■ **Task description**
Please list all lines of the material below in which the string "JSON" occurs.

■ **Provided material**
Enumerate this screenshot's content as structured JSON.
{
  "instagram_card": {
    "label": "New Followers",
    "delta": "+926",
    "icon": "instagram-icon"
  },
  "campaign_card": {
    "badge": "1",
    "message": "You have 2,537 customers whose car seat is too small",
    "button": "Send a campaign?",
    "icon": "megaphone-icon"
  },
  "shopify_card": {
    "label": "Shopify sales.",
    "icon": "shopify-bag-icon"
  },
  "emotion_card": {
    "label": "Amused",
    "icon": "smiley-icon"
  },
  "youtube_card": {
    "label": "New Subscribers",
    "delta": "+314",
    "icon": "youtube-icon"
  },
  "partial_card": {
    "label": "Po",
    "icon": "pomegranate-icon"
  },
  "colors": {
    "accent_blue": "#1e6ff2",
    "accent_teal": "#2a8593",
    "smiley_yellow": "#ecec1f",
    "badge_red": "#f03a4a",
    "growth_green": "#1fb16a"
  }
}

--

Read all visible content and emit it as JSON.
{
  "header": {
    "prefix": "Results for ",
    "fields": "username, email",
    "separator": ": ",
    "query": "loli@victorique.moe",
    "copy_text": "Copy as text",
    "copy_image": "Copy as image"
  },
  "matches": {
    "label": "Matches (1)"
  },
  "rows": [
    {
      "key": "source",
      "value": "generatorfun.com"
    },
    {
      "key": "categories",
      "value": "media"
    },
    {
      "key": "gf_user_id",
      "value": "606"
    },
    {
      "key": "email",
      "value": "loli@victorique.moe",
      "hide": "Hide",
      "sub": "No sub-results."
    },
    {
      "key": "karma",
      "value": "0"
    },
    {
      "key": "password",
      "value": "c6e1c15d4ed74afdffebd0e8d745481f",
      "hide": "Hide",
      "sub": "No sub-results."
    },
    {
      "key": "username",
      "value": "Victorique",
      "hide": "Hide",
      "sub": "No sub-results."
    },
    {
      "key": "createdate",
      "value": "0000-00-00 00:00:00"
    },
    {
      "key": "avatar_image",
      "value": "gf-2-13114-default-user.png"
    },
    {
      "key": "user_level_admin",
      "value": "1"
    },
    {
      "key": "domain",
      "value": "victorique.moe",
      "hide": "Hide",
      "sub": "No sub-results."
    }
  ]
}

■ **Written answer**
Enumerate this screenshot's content as structured JSON.
Read all visible content and emit it as JSON.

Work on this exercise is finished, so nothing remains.